_THE PROBLEM_
Quote all entries in full, exactly.

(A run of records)
· · ·
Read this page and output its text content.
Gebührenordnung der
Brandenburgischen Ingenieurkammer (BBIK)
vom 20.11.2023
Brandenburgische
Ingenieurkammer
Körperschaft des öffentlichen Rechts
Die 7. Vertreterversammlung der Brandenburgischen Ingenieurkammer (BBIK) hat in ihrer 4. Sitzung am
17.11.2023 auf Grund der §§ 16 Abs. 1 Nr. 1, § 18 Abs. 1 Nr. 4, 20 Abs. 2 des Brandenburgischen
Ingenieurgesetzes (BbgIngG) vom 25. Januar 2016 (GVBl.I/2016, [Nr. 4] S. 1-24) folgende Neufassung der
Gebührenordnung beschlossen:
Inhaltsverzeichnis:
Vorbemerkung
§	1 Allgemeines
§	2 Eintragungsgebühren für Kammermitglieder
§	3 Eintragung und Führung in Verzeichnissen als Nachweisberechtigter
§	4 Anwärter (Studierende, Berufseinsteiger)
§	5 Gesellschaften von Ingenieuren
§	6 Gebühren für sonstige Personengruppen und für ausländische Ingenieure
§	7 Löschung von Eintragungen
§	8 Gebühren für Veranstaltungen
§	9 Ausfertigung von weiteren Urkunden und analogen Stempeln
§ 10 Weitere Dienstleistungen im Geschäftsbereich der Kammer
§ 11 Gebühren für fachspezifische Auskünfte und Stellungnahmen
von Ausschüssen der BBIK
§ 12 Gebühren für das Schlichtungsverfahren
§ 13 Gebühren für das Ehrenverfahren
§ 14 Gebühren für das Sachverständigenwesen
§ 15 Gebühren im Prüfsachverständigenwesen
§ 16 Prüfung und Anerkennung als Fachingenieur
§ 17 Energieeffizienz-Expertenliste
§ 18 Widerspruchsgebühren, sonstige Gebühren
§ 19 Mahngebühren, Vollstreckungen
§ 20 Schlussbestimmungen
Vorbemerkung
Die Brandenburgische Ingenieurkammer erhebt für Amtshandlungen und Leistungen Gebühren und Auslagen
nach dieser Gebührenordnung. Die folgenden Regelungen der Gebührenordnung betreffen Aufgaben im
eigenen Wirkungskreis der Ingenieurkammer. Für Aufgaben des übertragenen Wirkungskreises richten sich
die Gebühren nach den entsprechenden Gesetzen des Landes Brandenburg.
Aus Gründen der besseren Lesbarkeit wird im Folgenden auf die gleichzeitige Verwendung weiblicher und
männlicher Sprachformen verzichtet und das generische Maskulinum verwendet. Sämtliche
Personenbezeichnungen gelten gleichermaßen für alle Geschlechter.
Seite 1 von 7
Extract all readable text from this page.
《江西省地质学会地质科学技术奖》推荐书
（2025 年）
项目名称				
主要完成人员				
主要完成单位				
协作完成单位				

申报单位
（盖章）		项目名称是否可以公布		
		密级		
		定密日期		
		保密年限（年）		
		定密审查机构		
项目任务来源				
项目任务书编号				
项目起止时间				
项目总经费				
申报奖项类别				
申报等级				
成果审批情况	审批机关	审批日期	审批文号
· · ·
_IN RESPONSE_
Read this page and output its text content.
Gebührenordnung der
Brandenburgischen Ingenieurkammer (BBIK)
vom 20.11.2023
Brandenburgische
Ingenieurkammer
Körperschaft des öffentlichen Rechts
Die 7. Vertreterversammlung der Brandenburgischen Ingenieurkammer (BBIK) hat in ihrer 4. Sitzung am
17.11.2023 auf Grund der §§ 16 Abs. 1 Nr. 1, § 18 Abs. 1 Nr. 4, 20 Abs. 2 des Brandenburgischen
Ingenieurgesetzes (BbgIngG) vom 25. Januar 2016 (GVBl.I/2016, [Nr. 4] S. 1-24) folgende Neufassung der
Gebührenordnung beschlossen:
Inhaltsverzeichnis:
Vorbemerkung
§	1 Allgemeines
§	2 Eintragungsgebühren für Kammermitglieder
§	3 Eintragung und Führung in Verzeichnissen als Nachweisberechtigter
§	4 Anwärter (Studierende, Berufseinsteiger)
§	5 Gesellschaften von Ingenieuren
§	6 Gebühren für sonstige Personengruppen und für ausländische Ingenieure
§	7 Löschung von Eintragungen
§	8 Gebühren für Veranstaltungen
§	9 Ausfertigung von weiteren Urkunden und analogen Stempeln
§ 10 Weitere Dienstleistungen im Geschäftsbereich der Kammer
§ 11 Gebühren für fachspezifische Auskünfte und Stellungnahmen
von Ausschüssen der BBIK
§ 12 Gebühren für das Schlichtungsverfahren
§ 13 Gebühren für das Ehrenverfahren
§ 14 Gebühren für das Sachverständigenwesen
§ 15 Gebühren im Prüfsachverständigenwesen
§ 16 Prüfung und Anerkennung als Fachingenieur
§ 17 Energieeffizienz-Expertenliste
§ 18 Widerspruchsgebühren, sonstige Gebühren
§ 19 Mahngebühren, Vollstreckungen
§ 20 Schlussbestimmungen
Vorbemerkung
Die Brandenburgische Ingenieurkammer erhebt für Amtshandlungen und Leistungen Gebühren und Auslagen
nach dieser Gebührenordnung. Die folgenden Regelungen der Gebührenordnung betreffen Aufgaben im
eigenen Wirkungskreis der Ingenieurkammer. Für Aufgaben des übertragenen Wirkungskreises richten sich
die Gebühren nach den entsprechenden Gesetzen des Landes Brandenburg.
Aus Gründen der besseren Lesbarkeit wird im Folgenden auf die gleichzeitige Verwendung weiblicher und
männlicher Sprachformen verzichtet und das generische Maskulinum verwendet. Sämtliche
Personenbezeichnungen gelten gleichermaßen für alle Geschlechter.
Seite 1 von 7
Extract all readable text from this page.
《江西省地质学会地质科学技术奖》推荐书
（2025 年）
项目名称				
主要完成人员				
主要完成单位				
协作完成单位				

申报单位
（盖章）		项目名称是否可以公布		
		密级		
		定密日期		
		保密年限（年）		
		定密审查机构		
项目任务来源				
项目任务书编号				
项目起止时间				
项目总经费				
申报奖项类别				
申报等级				
成果审批情况	审批机关	审批日期	审批文号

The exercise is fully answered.